- WHAT TO PRODUCE -
Using the entries that follow, collect the lines where the word "ylabel" appears.

++++ MATERIALS PROVIDED

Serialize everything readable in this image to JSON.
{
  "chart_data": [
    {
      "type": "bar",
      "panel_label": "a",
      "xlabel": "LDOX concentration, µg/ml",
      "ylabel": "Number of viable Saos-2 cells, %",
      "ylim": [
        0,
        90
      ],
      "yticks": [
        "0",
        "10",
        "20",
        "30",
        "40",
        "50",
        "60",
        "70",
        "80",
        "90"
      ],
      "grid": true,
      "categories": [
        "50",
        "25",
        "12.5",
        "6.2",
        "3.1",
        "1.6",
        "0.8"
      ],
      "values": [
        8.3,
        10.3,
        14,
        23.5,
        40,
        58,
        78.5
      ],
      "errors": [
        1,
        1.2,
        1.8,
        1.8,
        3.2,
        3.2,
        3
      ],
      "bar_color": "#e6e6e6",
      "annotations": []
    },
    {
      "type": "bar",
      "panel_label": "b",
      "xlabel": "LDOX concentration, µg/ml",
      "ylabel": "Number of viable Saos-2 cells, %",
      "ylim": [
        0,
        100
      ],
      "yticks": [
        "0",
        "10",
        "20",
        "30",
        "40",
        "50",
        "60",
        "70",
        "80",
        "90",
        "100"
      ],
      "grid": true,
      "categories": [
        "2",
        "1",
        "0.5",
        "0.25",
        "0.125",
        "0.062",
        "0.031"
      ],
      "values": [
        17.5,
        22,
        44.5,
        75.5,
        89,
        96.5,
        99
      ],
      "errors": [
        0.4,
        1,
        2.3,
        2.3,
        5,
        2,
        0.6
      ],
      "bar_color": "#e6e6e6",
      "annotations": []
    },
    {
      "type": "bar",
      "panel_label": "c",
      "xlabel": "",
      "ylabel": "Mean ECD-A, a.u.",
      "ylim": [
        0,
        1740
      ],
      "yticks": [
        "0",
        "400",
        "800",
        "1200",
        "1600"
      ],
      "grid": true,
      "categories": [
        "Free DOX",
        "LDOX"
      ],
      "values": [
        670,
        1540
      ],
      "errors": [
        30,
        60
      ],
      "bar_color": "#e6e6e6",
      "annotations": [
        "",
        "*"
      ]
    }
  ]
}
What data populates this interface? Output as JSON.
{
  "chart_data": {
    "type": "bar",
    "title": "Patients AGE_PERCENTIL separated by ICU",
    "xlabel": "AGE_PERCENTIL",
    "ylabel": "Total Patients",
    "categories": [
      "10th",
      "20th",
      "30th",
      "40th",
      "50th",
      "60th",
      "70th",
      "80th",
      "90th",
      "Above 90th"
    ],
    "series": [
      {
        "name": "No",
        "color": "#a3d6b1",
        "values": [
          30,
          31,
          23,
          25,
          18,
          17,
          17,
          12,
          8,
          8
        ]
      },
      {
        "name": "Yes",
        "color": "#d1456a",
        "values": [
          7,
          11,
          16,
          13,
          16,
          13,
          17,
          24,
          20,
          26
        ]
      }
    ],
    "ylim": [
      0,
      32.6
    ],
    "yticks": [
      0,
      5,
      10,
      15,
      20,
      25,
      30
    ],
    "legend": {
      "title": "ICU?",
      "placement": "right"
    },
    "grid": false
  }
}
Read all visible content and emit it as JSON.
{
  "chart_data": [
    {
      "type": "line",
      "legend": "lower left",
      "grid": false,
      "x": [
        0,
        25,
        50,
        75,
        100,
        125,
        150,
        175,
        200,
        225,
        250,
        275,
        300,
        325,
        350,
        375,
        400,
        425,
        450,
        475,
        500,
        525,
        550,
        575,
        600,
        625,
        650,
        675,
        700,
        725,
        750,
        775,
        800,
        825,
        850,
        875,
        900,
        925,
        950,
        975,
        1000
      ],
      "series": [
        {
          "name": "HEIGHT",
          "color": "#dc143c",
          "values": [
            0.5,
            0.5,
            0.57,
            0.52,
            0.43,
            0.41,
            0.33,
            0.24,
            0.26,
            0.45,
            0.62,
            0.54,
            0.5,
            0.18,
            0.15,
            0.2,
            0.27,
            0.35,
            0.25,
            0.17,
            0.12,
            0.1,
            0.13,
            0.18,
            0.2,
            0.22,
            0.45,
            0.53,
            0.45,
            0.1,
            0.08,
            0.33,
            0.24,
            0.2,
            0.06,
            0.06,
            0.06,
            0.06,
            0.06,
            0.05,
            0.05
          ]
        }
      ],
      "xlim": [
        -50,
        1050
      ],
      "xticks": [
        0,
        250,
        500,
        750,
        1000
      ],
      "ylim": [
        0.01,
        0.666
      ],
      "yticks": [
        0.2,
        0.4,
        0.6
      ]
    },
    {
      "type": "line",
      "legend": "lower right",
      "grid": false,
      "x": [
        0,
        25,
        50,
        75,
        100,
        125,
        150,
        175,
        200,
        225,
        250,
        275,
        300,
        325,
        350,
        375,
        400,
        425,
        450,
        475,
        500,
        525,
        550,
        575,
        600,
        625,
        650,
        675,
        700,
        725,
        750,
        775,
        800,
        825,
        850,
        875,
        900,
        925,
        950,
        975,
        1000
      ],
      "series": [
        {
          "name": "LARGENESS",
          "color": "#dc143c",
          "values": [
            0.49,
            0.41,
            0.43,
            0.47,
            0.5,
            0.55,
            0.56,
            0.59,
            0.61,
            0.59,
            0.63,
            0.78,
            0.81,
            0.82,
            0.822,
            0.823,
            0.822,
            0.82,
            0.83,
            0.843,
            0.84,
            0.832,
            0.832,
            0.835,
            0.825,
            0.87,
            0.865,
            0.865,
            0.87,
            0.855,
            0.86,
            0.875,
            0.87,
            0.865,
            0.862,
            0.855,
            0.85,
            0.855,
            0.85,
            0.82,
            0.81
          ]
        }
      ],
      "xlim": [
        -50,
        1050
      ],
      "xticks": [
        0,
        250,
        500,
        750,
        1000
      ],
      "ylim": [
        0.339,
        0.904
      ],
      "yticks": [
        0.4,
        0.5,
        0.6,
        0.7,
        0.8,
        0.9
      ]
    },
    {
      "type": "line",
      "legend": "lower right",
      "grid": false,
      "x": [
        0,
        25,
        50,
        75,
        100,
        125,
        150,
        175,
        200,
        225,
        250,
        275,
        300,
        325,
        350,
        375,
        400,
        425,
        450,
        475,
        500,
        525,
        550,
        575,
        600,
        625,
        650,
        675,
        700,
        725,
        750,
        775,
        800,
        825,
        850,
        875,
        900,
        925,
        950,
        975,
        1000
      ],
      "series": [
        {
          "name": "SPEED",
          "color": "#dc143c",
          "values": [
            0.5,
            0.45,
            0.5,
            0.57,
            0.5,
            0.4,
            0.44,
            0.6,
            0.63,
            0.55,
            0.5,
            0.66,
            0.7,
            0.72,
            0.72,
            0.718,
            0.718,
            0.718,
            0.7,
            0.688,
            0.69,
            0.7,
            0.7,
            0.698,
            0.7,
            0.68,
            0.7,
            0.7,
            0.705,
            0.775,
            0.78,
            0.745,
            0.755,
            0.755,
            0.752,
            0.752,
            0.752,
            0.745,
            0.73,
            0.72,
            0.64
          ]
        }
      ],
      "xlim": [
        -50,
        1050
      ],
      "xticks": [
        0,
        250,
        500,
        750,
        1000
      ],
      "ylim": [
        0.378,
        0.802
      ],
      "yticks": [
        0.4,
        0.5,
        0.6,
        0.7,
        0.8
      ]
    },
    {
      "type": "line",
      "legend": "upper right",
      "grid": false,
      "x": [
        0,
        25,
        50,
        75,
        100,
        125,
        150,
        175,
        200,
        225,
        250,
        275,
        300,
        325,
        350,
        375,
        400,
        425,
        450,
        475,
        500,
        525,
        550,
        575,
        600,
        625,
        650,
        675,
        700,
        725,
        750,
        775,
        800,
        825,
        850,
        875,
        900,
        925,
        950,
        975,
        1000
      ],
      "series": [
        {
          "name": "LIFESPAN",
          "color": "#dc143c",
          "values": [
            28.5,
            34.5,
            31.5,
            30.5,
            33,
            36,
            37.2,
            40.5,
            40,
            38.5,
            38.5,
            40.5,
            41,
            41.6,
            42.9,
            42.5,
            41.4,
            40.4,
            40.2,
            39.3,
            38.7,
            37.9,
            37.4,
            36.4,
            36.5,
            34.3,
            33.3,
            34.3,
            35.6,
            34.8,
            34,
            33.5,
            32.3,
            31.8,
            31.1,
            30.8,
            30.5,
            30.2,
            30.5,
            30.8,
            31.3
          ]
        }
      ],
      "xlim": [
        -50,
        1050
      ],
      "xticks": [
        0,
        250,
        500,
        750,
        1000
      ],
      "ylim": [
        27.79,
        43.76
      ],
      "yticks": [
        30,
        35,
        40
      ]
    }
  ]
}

++++++++

- TASK RESULT -
      "ylabel": "Number of viable Saos-2 cells, %",
      "ylabel": "Number of viable Saos-2 cells, %",
      "ylabel": "Mean ECD-A, a.u.",
    "ylabel": "Total Patients",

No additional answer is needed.